_Your task_:
Look through the material below. Copy each line that contains the string "Although".

_Exercise data_:

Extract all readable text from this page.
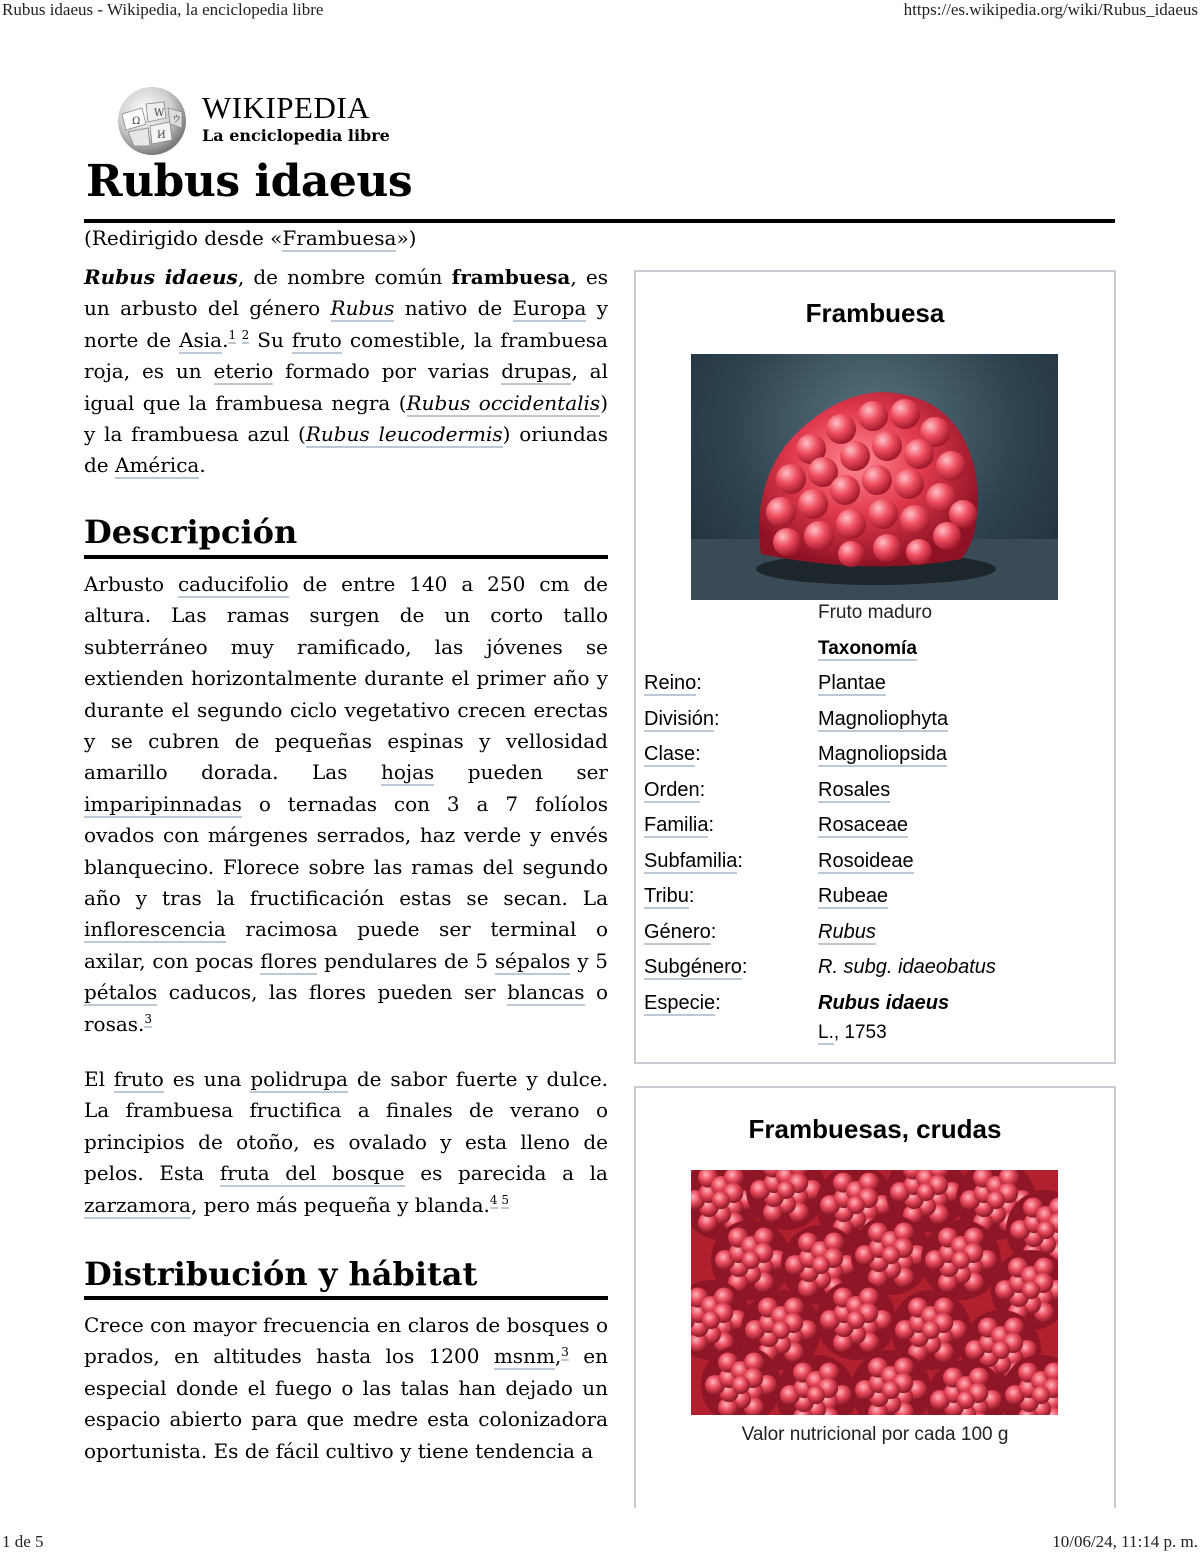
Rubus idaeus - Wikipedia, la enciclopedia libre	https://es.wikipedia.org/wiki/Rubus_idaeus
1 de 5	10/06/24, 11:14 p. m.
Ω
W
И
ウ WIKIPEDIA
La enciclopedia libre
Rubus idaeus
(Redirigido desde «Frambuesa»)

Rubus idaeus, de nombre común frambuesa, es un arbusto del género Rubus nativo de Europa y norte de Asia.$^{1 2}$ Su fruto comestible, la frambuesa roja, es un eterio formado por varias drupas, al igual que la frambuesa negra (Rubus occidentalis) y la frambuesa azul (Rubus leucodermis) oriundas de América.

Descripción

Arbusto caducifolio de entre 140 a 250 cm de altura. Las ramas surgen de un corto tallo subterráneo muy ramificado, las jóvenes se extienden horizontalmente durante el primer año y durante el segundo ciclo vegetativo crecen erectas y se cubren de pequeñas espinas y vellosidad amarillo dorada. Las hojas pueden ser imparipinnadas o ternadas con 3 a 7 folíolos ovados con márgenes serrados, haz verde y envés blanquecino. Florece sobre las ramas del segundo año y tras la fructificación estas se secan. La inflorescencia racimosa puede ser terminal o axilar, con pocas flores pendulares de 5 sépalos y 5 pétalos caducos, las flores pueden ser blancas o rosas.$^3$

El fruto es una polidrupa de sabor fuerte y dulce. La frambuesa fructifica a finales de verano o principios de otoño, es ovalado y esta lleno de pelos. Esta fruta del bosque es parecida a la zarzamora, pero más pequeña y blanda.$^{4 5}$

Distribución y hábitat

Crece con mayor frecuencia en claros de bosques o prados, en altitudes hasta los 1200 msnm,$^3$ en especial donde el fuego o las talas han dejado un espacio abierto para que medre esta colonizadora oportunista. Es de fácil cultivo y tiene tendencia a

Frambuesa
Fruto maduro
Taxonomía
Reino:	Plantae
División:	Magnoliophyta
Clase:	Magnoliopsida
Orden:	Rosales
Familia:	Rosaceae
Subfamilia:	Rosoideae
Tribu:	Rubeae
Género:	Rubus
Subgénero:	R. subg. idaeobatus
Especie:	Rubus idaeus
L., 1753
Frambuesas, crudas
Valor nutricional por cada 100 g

==

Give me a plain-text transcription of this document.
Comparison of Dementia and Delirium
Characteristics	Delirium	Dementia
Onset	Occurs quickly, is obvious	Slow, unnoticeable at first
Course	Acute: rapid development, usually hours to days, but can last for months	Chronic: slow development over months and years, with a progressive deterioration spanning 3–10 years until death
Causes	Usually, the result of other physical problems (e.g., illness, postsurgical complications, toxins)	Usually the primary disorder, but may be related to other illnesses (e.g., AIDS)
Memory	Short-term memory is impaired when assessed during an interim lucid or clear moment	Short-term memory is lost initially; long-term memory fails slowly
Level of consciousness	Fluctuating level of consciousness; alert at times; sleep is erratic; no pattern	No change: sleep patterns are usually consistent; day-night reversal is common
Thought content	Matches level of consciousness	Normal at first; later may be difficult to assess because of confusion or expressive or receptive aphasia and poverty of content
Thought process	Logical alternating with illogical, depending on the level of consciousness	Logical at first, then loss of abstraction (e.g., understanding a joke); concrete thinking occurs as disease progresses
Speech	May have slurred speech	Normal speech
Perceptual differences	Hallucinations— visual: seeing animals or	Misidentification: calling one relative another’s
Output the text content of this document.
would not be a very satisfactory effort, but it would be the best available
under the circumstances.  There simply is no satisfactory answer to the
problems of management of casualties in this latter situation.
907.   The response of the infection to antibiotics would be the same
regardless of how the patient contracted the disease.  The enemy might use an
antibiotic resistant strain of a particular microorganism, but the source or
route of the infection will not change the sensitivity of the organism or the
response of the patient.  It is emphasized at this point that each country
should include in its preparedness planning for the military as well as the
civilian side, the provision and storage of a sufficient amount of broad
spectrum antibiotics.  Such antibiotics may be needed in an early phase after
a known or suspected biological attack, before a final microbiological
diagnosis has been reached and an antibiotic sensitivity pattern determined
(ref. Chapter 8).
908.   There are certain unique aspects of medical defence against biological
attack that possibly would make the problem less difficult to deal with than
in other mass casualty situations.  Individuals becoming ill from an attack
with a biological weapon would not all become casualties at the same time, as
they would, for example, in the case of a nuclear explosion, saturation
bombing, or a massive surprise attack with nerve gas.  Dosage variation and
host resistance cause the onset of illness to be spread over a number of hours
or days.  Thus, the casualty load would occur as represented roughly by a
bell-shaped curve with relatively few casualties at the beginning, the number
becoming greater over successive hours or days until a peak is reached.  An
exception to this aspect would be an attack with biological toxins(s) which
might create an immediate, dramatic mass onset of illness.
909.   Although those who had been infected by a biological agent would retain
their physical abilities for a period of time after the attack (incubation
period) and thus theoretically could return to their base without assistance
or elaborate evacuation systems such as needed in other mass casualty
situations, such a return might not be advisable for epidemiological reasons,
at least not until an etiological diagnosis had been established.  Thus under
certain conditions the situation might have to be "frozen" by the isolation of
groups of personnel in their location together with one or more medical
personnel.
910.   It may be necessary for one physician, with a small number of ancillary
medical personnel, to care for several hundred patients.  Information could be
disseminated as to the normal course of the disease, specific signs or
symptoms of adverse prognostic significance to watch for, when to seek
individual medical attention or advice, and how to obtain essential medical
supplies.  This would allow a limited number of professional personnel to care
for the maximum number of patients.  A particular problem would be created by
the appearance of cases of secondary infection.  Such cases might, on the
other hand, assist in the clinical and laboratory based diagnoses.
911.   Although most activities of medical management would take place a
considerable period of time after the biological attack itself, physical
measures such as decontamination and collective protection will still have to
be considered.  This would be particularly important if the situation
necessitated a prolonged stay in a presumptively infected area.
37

_Task result_:
909.   Although those who had been infected by a biological agent would retain
911.   Although most activities of medical management would take place a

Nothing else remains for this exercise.